TASK TO CARRY OUT:
Return all lines below containing the word "KAHUTARA".

THE RECORDS:
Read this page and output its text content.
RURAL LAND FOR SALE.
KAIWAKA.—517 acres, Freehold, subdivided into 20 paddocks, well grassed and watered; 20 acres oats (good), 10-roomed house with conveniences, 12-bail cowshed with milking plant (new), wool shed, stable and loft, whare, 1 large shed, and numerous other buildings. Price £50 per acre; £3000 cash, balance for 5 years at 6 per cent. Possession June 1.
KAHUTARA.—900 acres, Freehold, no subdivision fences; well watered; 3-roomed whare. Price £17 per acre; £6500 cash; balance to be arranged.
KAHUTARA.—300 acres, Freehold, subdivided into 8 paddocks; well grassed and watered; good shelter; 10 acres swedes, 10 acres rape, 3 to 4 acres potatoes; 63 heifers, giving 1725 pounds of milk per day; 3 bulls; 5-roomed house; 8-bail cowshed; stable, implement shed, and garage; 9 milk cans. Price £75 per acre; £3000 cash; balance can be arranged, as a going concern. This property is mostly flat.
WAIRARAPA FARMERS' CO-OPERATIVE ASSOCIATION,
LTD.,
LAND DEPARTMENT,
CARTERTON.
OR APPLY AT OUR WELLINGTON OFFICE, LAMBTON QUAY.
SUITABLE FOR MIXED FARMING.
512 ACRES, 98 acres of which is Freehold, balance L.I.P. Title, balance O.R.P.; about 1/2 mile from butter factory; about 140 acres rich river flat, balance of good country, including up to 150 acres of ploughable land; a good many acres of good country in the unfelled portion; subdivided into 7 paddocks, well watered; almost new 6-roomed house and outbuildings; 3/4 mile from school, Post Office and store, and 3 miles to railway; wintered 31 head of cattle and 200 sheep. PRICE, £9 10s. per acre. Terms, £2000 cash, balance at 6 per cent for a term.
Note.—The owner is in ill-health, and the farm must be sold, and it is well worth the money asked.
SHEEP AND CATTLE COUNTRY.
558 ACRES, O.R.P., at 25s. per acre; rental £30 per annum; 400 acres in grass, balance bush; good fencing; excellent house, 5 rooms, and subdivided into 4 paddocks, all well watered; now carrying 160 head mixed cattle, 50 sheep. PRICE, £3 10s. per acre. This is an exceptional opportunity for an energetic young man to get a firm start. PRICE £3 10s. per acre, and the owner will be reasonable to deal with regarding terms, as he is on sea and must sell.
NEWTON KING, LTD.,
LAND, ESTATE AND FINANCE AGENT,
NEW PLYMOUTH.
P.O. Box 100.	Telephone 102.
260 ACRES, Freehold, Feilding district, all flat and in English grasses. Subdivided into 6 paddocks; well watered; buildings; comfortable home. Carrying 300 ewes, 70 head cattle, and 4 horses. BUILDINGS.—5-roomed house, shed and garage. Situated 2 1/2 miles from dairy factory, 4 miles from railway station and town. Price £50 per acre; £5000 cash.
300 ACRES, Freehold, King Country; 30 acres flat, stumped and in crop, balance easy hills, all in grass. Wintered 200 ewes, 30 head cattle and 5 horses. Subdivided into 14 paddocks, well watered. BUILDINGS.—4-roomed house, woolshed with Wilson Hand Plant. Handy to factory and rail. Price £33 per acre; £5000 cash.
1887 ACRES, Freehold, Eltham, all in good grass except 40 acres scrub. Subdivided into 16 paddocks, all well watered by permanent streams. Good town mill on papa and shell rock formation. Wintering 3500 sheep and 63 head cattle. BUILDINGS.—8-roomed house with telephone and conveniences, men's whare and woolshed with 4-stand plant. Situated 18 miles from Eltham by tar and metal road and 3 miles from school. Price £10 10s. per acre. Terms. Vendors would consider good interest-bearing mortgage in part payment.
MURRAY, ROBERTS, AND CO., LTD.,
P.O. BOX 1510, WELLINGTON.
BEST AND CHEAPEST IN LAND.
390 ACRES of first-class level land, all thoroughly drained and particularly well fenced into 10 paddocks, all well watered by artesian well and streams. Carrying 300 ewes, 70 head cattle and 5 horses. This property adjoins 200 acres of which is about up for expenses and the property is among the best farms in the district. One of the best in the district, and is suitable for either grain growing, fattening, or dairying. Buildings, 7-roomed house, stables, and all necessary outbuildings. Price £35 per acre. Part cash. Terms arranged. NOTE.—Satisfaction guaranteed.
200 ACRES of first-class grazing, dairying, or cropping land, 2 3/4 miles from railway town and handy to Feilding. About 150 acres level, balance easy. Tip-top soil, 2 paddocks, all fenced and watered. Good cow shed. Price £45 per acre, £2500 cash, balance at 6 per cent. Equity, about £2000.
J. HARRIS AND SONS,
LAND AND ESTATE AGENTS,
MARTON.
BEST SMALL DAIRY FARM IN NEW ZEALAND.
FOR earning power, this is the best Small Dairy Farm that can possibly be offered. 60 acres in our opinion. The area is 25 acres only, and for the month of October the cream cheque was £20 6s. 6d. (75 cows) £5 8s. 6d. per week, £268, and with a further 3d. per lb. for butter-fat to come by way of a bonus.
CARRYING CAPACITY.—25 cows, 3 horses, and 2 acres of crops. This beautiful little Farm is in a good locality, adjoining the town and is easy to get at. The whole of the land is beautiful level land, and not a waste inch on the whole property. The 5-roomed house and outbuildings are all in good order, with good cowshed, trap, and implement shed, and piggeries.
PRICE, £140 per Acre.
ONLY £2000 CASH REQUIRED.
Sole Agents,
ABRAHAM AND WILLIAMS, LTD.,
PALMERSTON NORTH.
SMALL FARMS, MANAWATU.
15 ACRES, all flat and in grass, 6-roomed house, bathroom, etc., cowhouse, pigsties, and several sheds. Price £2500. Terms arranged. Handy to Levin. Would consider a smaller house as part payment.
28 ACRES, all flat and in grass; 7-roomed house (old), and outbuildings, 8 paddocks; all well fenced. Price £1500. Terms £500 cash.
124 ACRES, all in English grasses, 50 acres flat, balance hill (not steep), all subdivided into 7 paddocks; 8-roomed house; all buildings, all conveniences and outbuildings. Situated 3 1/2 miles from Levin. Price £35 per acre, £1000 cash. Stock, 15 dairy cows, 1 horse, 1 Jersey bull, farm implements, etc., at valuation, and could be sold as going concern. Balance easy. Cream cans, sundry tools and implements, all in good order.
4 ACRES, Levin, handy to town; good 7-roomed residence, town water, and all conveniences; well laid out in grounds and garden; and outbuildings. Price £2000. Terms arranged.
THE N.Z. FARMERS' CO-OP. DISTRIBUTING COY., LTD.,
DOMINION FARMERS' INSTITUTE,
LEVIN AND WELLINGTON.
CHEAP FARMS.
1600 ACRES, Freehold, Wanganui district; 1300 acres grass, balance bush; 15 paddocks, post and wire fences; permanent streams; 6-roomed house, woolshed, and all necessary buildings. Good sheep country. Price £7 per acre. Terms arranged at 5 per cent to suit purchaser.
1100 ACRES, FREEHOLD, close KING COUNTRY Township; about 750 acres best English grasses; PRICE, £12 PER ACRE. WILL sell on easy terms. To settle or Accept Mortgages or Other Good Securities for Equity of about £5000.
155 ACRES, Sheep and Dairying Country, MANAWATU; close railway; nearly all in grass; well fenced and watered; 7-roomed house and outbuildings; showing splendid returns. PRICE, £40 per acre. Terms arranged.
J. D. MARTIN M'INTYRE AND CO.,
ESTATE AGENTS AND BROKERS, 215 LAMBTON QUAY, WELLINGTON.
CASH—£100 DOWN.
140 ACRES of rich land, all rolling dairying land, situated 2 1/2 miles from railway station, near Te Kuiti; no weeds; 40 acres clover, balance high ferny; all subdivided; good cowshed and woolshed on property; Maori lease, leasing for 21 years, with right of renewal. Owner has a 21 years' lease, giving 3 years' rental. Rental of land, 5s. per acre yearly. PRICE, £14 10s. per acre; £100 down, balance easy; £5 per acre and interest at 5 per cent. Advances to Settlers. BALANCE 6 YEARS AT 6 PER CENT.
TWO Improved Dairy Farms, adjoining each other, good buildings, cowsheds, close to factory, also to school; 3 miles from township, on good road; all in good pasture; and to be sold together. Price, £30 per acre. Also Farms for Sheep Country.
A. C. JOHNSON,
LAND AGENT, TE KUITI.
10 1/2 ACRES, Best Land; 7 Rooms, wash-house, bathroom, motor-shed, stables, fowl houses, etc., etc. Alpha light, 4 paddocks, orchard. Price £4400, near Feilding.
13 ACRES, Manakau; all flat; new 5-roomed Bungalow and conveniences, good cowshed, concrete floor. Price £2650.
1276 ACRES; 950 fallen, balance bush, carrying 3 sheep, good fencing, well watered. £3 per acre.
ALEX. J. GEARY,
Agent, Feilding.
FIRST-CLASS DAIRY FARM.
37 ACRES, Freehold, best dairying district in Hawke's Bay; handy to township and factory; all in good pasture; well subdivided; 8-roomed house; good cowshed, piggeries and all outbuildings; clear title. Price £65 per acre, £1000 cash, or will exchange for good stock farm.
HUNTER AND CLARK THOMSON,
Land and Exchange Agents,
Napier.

==

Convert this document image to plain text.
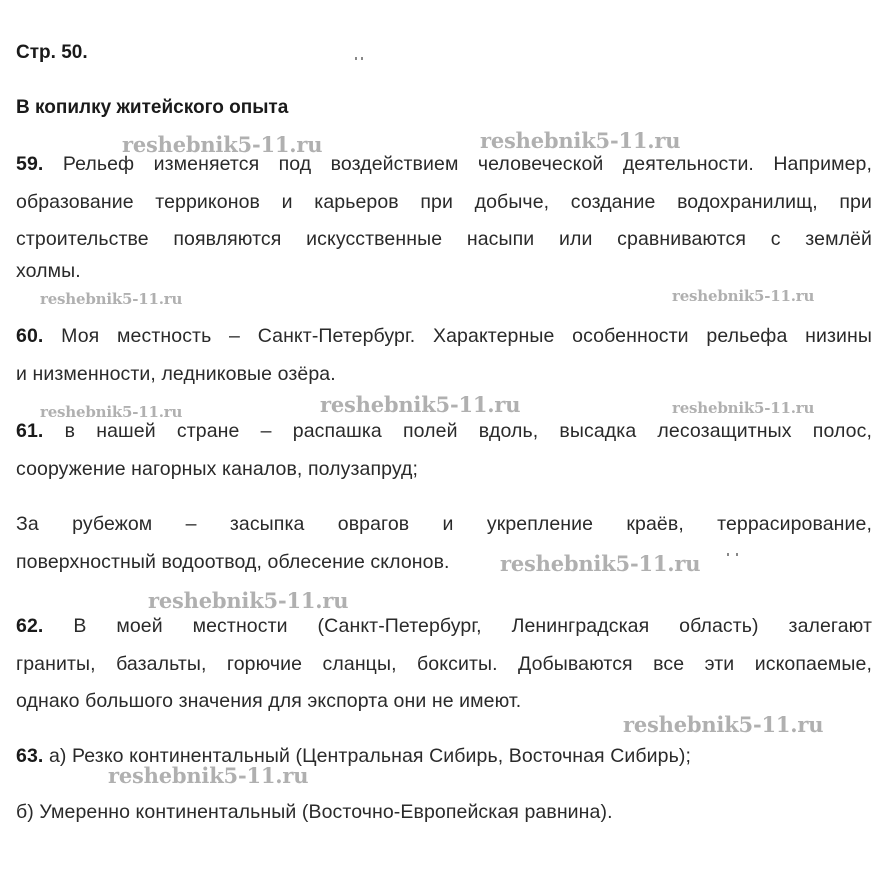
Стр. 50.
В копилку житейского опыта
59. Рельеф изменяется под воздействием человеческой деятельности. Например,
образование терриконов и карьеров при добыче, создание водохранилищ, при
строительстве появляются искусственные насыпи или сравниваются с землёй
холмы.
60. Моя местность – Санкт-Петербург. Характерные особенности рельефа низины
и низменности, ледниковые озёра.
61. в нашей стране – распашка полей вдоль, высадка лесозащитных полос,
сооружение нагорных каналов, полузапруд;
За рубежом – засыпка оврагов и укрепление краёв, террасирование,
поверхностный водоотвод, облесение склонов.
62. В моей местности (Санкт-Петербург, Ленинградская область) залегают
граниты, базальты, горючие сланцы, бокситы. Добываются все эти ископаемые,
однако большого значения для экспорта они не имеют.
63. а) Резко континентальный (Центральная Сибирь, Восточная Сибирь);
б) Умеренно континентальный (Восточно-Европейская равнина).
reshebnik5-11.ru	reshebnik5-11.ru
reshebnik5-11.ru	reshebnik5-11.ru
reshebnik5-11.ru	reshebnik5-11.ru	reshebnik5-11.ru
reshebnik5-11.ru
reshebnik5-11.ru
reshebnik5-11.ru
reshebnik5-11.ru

ANSWER BELOW:
KAHUTARA.—900 acres, Freehold, no subdivision fences; well watered; 3-roomed whare. Price £17 per acre; £6500 cash; balance to be arranged.
KAHUTARA.—300 acres, Freehold, subdivided into 8 paddocks; well grassed and watered; good shelter; 10 acres swedes, 10 acres rape, 3 to 4 acres potatoes; 63 heifers, giving 1725 pounds of milk per day; 3 bulls; 5-roomed house; 8-bail cowshed; stable, implement shed, and garage; 9 milk cans. Price £75 per acre; £3000 cash; balance can be arranged, as a going concern. This property is mostly flat.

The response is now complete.